Stored data entries:
↓
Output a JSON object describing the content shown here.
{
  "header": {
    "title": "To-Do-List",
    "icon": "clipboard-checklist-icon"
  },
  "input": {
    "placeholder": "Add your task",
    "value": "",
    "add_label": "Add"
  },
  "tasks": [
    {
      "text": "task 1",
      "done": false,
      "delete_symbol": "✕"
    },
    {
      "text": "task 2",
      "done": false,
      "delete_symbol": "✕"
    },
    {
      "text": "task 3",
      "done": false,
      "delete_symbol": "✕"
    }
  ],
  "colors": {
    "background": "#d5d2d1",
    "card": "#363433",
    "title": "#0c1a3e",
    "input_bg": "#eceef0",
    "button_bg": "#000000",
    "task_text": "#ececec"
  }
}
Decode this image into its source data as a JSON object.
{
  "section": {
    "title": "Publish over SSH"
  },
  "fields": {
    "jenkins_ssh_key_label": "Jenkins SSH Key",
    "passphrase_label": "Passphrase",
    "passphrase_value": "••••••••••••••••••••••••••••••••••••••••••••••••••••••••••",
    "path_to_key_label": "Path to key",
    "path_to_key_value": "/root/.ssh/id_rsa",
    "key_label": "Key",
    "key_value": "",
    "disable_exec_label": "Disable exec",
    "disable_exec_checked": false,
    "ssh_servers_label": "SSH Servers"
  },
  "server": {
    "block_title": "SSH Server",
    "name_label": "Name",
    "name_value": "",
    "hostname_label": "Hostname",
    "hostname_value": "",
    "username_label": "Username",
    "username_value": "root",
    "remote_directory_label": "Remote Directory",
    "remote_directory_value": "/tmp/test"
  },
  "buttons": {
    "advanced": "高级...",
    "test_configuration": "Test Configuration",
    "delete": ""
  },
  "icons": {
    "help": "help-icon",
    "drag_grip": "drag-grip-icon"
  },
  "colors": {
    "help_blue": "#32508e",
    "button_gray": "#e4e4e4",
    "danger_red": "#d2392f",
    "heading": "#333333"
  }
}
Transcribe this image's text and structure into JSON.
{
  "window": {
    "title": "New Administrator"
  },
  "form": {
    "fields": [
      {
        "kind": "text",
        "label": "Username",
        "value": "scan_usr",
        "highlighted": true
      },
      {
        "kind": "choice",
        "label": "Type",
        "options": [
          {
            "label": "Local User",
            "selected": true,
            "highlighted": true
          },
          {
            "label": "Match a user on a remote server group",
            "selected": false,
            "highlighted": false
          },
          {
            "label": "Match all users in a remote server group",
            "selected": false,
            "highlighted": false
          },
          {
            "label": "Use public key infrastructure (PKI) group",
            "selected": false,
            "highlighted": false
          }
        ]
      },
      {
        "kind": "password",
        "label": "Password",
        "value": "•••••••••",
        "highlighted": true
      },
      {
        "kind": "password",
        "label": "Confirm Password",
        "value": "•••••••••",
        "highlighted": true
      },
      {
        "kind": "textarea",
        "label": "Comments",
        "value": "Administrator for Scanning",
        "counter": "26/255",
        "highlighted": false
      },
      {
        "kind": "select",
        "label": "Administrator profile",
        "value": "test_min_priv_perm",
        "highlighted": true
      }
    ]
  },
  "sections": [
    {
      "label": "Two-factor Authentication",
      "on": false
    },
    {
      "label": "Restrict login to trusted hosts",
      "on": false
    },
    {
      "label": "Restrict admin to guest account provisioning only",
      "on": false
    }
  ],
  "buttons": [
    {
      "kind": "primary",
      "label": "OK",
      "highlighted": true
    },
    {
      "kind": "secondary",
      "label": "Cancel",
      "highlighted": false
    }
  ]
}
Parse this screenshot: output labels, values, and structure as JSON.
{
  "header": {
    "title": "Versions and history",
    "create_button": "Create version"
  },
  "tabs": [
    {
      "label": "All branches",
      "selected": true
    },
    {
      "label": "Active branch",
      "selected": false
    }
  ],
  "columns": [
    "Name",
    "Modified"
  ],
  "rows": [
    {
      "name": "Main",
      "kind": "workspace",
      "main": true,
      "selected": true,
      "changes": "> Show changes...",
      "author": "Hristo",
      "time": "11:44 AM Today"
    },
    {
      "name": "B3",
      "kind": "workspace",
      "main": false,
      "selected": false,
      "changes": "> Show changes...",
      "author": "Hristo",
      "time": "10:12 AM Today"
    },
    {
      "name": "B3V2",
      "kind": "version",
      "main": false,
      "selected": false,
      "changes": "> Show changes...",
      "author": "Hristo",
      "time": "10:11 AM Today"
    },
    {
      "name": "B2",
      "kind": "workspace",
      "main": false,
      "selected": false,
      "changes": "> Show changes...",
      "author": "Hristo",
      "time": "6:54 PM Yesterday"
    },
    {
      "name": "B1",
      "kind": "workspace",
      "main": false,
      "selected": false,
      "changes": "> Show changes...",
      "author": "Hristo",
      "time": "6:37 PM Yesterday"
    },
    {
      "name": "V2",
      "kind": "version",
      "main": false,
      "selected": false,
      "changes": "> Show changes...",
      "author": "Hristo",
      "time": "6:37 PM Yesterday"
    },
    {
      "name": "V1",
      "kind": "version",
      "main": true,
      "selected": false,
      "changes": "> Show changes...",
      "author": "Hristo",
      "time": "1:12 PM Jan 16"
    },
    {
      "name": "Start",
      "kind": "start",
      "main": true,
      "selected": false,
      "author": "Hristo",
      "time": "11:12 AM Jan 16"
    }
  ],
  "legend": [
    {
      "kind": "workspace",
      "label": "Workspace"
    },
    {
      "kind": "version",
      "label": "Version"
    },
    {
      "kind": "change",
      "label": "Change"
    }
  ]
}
↑
TASK: All of the material above needs to be copied exactly.

COMPLETE ANSWER:
Output a JSON object describing the content shown here.
{
  "header": {
    "title": "To-Do-List",
    "icon": "clipboard-checklist-icon"
  },
  "input": {
    "placeholder": "Add your task",
    "value": "",
    "add_label": "Add"
  },
  "tasks": [
    {
      "text": "task 1",
      "done": false,
      "delete_symbol": "✕"
    },
    {
      "text": "task 2",
      "done": false,
      "delete_symbol": "✕"
    },
    {
      "text": "task 3",
      "done": false,
      "delete_symbol": "✕"
    }
  ],
  "colors": {
    "background": "#d5d2d1",
    "card": "#363433",
    "title": "#0c1a3e",
    "input_bg": "#eceef0",
    "button_bg": "#000000",
    "task_text": "#ececec"
  }
}
Decode this image into its source data as a JSON object.
{
  "section": {
    "title": "Publish over SSH"
  },
  "fields": {
    "jenkins_ssh_key_label": "Jenkins SSH Key",
    "passphrase_label": "Passphrase",
    "passphrase_value": "••••••••••••••••••••••••••••••••••••••••••••••••••••••••••",
    "path_to_key_label": "Path to key",
    "path_to_key_value": "/root/.ssh/id_rsa",
    "key_label": "Key",
    "key_value": "",
    "disable_exec_label": "Disable exec",
    "disable_exec_checked": false,
    "ssh_servers_label": "SSH Servers"
  },
  "server": {
    "block_title": "SSH Server",
    "name_label": "Name",
    "name_value": "",
    "hostname_label": "Hostname",
    "hostname_value": "",
    "username_label": "Username",
    "username_value": "root",
    "remote_directory_label": "Remote Directory",
    "remote_directory_value": "/tmp/test"
  },
  "buttons": {
    "advanced": "高级...",
    "test_configuration": "Test Configuration",
    "delete": ""
  },
  "icons": {
    "help": "help-icon",
    "drag_grip": "drag-grip-icon"
  },
  "colors": {
    "help_blue": "#32508e",
    "button_gray": "#e4e4e4",
    "danger_red": "#d2392f",
    "heading": "#333333"
  }
}
Transcribe this image's text and structure into JSON.
{
  "window": {
    "title": "New Administrator"
  },
  "form": {
    "fields": [
      {
        "kind": "text",
        "label": "Username",
        "value": "scan_usr",
        "highlighted": true
      },
      {
        "kind": "choice",
        "label": "Type",
        "options": [
          {
            "label": "Local User",
            "selected": true,
            "highlighted": true
          },
          {
            "label": "Match a user on a remote server group",
            "selected": false,
            "highlighted": false
          },
          {
            "label": "Match all users in a remote server group",
            "selected": false,
            "highlighted": false
          },
          {
            "label": "Use public key infrastructure (PKI) group",
            "selected": false,
            "highlighted": false
          }
        ]
      },
      {
        "kind": "password",
        "label": "Password",
        "value": "•••••••••",
        "highlighted": true
      },
      {
        "kind": "password",
        "label": "Confirm Password",
        "value": "•••••••••",
        "highlighted": true
      },
      {
        "kind": "textarea",
        "label": "Comments",
        "value": "Administrator for Scanning",
        "counter": "26/255",
        "highlighted": false
      },
      {
        "kind": "select",
        "label": "Administrator profile",
        "value": "test_min_priv_perm",
        "highlighted": true
      }
    ]
  },
  "sections": [
    {
      "label": "Two-factor Authentication",
      "on": false
    },
    {
      "label": "Restrict login to trusted hosts",
      "on": false
    },
    {
      "label": "Restrict admin to guest account provisioning only",
      "on": false
    }
  ],
  "buttons": [
    {
      "kind": "primary",
      "label": "OK",
      "highlighted": true
    },
    {
      "kind": "secondary",
      "label": "Cancel",
      "highlighted": false
    }
  ]
}
Parse this screenshot: output labels, values, and structure as JSON.
{
  "header": {
    "title": "Versions and history",
    "create_button": "Create version"
  },
  "tabs": [
    {
      "label": "All branches",
      "selected": true
    },
    {
      "label": "Active branch",
      "selected": false
    }
  ],
  "columns": [
    "Name",
    "Modified"
  ],
  "rows": [
    {
      "name": "Main",
      "kind": "workspace",
      "main": true,
      "selected": true,
      "changes": "> Show changes...",
      "author": "Hristo",
      "time": "11:44 AM Today"
    },
    {
      "name": "B3",
      "kind": "workspace",
      "main": false,
      "selected": false,
      "changes": "> Show changes...",
      "author": "Hristo",
      "time": "10:12 AM Today"
    },
    {
      "name": "B3V2",
      "kind": "version",
      "main": false,
      "selected": false,
      "changes": "> Show changes...",
      "author": "Hristo",
      "time": "10:11 AM Today"
    },
    {
      "name": "B2",
      "kind": "workspace",
      "main": false,
      "selected": false,
      "changes": "> Show changes...",
      "author": "Hristo",
      "time": "6:54 PM Yesterday"
    },
    {
      "name": "B1",
      "kind": "workspace",
      "main": false,
      "selected": false,
      "changes": "> Show changes...",
      "author": "Hristo",
      "time": "6:37 PM Yesterday"
    },
    {
      "name": "V2",
      "kind": "version",
      "main": false,
      "selected": false,
      "changes": "> Show changes...",
      "author": "Hristo",
      "time": "6:37 PM Yesterday"
    },
    {
      "name": "V1",
      "kind": "version",
      "main": true,
      "selected": false,
      "changes": "> Show changes...",
      "author": "Hristo",
      "time": "1:12 PM Jan 16"
    },
    {
      "name": "Start",
      "kind": "start",
      "main": true,
      "selected": false,
      "author": "Hristo",
      "time": "11:12 AM Jan 16"
    }
  ],
  "legend": [
    {
      "kind": "workspace",
      "label": "Workspace"
    },
    {
      "kind": "version",
      "label": "Version"
    },
    {
      "kind": "change",
      "label": "Change"
    }
  ]
}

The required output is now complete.